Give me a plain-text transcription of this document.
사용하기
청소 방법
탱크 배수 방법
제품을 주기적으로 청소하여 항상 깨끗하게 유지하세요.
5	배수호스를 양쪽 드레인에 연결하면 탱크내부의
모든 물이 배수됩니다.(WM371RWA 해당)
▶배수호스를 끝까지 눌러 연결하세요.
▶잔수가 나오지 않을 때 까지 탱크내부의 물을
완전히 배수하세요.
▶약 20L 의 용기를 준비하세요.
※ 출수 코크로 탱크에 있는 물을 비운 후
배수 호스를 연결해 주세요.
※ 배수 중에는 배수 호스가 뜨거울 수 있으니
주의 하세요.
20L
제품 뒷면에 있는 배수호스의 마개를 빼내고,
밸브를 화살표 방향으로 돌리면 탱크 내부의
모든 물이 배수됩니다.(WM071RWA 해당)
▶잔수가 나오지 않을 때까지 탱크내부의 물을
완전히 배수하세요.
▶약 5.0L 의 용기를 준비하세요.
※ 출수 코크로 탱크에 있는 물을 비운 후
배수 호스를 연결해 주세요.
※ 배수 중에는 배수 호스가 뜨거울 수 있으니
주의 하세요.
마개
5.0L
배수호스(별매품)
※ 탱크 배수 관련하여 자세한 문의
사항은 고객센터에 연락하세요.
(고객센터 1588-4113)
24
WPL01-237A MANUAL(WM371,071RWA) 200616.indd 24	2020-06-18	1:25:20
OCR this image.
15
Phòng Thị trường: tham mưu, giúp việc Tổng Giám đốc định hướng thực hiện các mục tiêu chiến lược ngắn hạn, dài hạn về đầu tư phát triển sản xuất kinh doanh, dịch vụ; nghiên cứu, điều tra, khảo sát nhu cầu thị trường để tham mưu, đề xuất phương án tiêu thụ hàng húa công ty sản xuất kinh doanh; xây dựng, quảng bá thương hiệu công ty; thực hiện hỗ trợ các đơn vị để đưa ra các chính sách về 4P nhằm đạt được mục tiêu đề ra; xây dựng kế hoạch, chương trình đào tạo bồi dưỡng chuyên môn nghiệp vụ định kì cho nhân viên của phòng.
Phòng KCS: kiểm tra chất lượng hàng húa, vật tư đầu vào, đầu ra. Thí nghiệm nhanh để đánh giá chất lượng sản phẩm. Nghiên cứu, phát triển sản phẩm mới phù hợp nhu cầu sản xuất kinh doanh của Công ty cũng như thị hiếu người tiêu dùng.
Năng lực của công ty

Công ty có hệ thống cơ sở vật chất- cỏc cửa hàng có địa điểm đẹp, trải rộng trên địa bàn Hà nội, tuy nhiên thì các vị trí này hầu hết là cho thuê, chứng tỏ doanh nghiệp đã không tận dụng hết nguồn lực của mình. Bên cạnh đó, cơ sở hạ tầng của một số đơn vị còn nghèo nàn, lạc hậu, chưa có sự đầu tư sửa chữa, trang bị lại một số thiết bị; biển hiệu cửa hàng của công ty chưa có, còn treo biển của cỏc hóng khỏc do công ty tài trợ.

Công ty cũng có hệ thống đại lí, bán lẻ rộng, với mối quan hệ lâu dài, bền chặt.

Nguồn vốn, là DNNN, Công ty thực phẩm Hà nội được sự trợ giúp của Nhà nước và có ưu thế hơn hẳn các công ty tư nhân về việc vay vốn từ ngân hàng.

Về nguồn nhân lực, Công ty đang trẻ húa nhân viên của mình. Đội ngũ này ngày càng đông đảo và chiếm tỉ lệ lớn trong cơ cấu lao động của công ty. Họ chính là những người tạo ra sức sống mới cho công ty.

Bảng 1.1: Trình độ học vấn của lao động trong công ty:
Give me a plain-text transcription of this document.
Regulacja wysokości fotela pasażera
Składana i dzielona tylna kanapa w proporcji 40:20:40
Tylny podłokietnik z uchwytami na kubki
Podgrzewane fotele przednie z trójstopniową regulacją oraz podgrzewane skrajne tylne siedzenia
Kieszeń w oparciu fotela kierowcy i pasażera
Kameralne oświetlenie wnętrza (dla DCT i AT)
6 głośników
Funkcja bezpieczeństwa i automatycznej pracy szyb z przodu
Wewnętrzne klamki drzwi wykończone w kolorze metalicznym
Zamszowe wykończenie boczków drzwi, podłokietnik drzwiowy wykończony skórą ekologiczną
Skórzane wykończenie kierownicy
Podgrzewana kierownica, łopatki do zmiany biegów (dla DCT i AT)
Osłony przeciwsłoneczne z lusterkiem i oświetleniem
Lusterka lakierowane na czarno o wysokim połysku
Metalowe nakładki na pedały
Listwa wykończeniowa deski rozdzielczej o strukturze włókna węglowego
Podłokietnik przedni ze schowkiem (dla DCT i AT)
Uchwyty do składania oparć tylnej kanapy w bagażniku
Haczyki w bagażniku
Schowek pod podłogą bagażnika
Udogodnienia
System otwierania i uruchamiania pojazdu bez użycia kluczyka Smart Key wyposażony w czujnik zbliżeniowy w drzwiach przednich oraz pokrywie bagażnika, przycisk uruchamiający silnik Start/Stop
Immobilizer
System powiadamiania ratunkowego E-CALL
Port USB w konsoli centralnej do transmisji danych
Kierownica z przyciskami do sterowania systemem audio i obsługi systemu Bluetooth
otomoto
- - - - - - -
TASK PROMPT: Write out all the entries exactly.

REPLY:
Give me a plain-text transcription of this document.
사용하기
청소 방법
탱크 배수 방법
제품을 주기적으로 청소하여 항상 깨끗하게 유지하세요.
5	배수호스를 양쪽 드레인에 연결하면 탱크내부의
모든 물이 배수됩니다.(WM371RWA 해당)
▶배수호스를 끝까지 눌러 연결하세요.
▶잔수가 나오지 않을 때 까지 탱크내부의 물을
완전히 배수하세요.
▶약 20L 의 용기를 준비하세요.
※ 출수 코크로 탱크에 있는 물을 비운 후
배수 호스를 연결해 주세요.
※ 배수 중에는 배수 호스가 뜨거울 수 있으니
주의 하세요.
20L
제품 뒷면에 있는 배수호스의 마개를 빼내고,
밸브를 화살표 방향으로 돌리면 탱크 내부의
모든 물이 배수됩니다.(WM071RWA 해당)
▶잔수가 나오지 않을 때까지 탱크내부의 물을
완전히 배수하세요.
▶약 5.0L 의 용기를 준비하세요.
※ 출수 코크로 탱크에 있는 물을 비운 후
배수 호스를 연결해 주세요.
※ 배수 중에는 배수 호스가 뜨거울 수 있으니
주의 하세요.
마개
5.0L
배수호스(별매품)
※ 탱크 배수 관련하여 자세한 문의
사항은 고객센터에 연락하세요.
(고객센터 1588-4113)
24
WPL01-237A MANUAL(WM371,071RWA) 200616.indd 24	2020-06-18	1:25:20
OCR this image.
15
Phòng Thị trường: tham mưu, giúp việc Tổng Giám đốc định hướng thực hiện các mục tiêu chiến lược ngắn hạn, dài hạn về đầu tư phát triển sản xuất kinh doanh, dịch vụ; nghiên cứu, điều tra, khảo sát nhu cầu thị trường để tham mưu, đề xuất phương án tiêu thụ hàng húa công ty sản xuất kinh doanh; xây dựng, quảng bá thương hiệu công ty; thực hiện hỗ trợ các đơn vị để đưa ra các chính sách về 4P nhằm đạt được mục tiêu đề ra; xây dựng kế hoạch, chương trình đào tạo bồi dưỡng chuyên môn nghiệp vụ định kì cho nhân viên của phòng.
Phòng KCS: kiểm tra chất lượng hàng húa, vật tư đầu vào, đầu ra. Thí nghiệm nhanh để đánh giá chất lượng sản phẩm. Nghiên cứu, phát triển sản phẩm mới phù hợp nhu cầu sản xuất kinh doanh của Công ty cũng như thị hiếu người tiêu dùng.
Năng lực của công ty

Công ty có hệ thống cơ sở vật chất- cỏc cửa hàng có địa điểm đẹp, trải rộng trên địa bàn Hà nội, tuy nhiên thì các vị trí này hầu hết là cho thuê, chứng tỏ doanh nghiệp đã không tận dụng hết nguồn lực của mình. Bên cạnh đó, cơ sở hạ tầng của một số đơn vị còn nghèo nàn, lạc hậu, chưa có sự đầu tư sửa chữa, trang bị lại một số thiết bị; biển hiệu cửa hàng của công ty chưa có, còn treo biển của cỏc hóng khỏc do công ty tài trợ.

Công ty cũng có hệ thống đại lí, bán lẻ rộng, với mối quan hệ lâu dài, bền chặt.

Nguồn vốn, là DNNN, Công ty thực phẩm Hà nội được sự trợ giúp của Nhà nước và có ưu thế hơn hẳn các công ty tư nhân về việc vay vốn từ ngân hàng.

Về nguồn nhân lực, Công ty đang trẻ húa nhân viên của mình. Đội ngũ này ngày càng đông đảo và chiếm tỉ lệ lớn trong cơ cấu lao động của công ty. Họ chính là những người tạo ra sức sống mới cho công ty.

Bảng 1.1: Trình độ học vấn của lao động trong công ty:
Give me a plain-text transcription of this document.
Regulacja wysokości fotela pasażera
Składana i dzielona tylna kanapa w proporcji 40:20:40
Tylny podłokietnik z uchwytami na kubki
Podgrzewane fotele przednie z trójstopniową regulacją oraz podgrzewane skrajne tylne siedzenia
Kieszeń w oparciu fotela kierowcy i pasażera
Kameralne oświetlenie wnętrza (dla DCT i AT)
6 głośników
Funkcja bezpieczeństwa i automatycznej pracy szyb z przodu
Wewnętrzne klamki drzwi wykończone w kolorze metalicznym
Zamszowe wykończenie boczków drzwi, podłokietnik drzwiowy wykończony skórą ekologiczną
Skórzane wykończenie kierownicy
Podgrzewana kierownica, łopatki do zmiany biegów (dla DCT i AT)
Osłony przeciwsłoneczne z lusterkiem i oświetleniem
Lusterka lakierowane na czarno o wysokim połysku
Metalowe nakładki na pedały
Listwa wykończeniowa deski rozdzielczej o strukturze włókna węglowego
Podłokietnik przedni ze schowkiem (dla DCT i AT)
Uchwyty do składania oparć tylnej kanapy w bagażniku
Haczyki w bagażniku
Schowek pod podłogą bagażnika
Udogodnienia
System otwierania i uruchamiania pojazdu bez użycia kluczyka Smart Key wyposażony w czujnik zbliżeniowy w drzwiach przednich oraz pokrywie bagażnika, przycisk uruchamiający silnik Start/Stop
Immobilizer
System powiadamiania ratunkowego E-CALL
Port USB w konsoli centralnej do transmisji danych
Kierownica z przyciskami do sterowania systemem audio i obsługi systemu Bluetooth
otomoto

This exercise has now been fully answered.